PROBLEM: Return all lines that include the string "period".
* Start RECORDS FOR THE EXERCISE *
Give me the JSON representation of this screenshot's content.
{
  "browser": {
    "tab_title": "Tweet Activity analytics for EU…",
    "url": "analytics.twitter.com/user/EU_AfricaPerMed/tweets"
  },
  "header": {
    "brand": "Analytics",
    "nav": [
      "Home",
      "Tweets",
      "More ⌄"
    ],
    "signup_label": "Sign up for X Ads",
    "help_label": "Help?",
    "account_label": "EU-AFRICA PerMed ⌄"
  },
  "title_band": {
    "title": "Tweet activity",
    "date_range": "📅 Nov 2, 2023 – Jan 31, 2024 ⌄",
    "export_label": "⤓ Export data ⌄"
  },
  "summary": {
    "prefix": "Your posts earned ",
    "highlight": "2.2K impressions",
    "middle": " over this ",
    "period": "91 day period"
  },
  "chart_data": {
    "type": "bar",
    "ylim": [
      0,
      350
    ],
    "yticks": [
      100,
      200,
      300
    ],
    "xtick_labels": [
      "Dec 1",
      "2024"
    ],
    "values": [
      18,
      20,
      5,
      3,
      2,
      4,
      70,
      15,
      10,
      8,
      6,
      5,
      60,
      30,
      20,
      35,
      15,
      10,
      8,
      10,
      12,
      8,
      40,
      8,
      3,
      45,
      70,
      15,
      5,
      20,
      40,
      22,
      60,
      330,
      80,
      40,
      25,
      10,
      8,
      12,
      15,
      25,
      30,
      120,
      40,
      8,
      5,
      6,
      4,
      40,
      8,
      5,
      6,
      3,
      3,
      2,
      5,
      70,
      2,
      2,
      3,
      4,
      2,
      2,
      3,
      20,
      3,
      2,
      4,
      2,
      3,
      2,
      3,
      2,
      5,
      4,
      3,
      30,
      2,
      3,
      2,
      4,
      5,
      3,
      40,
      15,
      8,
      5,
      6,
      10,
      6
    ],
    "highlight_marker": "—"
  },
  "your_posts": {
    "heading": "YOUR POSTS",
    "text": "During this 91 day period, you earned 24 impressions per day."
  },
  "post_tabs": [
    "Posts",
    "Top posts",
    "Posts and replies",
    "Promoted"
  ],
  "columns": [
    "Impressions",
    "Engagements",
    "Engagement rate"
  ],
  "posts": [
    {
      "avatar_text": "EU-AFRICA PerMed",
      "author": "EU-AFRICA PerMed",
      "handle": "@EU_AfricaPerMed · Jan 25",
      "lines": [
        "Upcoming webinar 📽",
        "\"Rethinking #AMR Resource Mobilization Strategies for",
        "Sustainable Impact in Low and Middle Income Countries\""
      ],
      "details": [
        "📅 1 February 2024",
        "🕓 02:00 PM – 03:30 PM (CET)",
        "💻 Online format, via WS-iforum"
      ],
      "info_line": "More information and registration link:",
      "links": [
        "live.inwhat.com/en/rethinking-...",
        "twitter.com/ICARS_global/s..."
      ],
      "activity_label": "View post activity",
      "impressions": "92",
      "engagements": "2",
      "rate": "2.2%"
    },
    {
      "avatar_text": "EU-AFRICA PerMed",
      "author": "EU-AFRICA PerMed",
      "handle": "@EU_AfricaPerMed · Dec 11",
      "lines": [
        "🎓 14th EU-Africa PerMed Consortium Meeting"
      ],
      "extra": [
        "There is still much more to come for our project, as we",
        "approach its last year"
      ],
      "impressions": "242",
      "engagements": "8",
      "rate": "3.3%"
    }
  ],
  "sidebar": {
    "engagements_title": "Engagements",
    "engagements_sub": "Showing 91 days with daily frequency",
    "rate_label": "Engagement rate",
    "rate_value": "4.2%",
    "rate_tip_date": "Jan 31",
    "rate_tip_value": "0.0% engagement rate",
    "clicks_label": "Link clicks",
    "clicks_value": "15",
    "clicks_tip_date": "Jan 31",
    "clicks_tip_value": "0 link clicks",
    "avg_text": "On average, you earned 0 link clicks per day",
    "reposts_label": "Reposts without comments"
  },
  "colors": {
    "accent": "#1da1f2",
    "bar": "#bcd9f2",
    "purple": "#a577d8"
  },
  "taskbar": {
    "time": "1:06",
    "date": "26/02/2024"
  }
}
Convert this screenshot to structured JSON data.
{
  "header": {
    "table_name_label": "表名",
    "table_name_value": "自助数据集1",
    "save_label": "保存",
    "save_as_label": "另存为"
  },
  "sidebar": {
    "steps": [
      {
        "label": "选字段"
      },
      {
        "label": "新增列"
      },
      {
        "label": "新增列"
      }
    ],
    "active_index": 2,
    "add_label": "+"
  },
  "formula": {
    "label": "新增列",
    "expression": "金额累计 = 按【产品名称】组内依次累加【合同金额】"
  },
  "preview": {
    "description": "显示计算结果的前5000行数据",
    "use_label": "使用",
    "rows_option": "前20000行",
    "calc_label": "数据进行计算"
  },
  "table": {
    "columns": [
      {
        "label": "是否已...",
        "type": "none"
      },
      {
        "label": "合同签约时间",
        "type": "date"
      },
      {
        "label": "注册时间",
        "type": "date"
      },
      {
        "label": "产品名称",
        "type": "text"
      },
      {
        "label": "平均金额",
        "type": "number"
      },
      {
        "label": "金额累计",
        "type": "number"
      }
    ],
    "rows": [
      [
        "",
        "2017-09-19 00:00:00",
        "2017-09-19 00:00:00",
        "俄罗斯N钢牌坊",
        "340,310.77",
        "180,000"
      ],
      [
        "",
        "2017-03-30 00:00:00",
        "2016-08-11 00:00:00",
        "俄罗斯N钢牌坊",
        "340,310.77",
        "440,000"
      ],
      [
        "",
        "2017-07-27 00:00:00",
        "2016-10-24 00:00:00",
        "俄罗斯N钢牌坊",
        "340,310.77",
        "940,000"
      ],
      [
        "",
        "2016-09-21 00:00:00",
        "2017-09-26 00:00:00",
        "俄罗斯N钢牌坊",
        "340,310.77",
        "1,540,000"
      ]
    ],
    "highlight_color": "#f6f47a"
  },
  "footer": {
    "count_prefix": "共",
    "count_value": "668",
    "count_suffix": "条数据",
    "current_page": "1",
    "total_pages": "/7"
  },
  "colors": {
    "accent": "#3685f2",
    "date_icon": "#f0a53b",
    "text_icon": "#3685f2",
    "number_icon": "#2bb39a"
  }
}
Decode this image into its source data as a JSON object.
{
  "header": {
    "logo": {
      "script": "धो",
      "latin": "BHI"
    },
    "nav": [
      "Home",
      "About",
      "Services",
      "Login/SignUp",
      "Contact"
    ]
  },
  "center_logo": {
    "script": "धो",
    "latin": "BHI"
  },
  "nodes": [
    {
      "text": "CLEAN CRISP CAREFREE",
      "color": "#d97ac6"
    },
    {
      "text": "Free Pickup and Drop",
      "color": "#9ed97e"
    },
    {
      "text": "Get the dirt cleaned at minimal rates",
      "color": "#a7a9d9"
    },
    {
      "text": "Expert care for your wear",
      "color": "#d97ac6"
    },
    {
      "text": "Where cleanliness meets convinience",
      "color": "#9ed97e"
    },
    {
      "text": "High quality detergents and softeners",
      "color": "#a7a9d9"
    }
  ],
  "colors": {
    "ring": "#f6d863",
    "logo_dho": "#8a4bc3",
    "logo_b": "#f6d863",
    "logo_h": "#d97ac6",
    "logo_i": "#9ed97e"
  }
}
* End RECORDS FOR THE EXERCISE *
EXERCISE RESPONSE:
    "period": "91 day period"
    "text": "During this 91 day period, you earned 24 impressions per day."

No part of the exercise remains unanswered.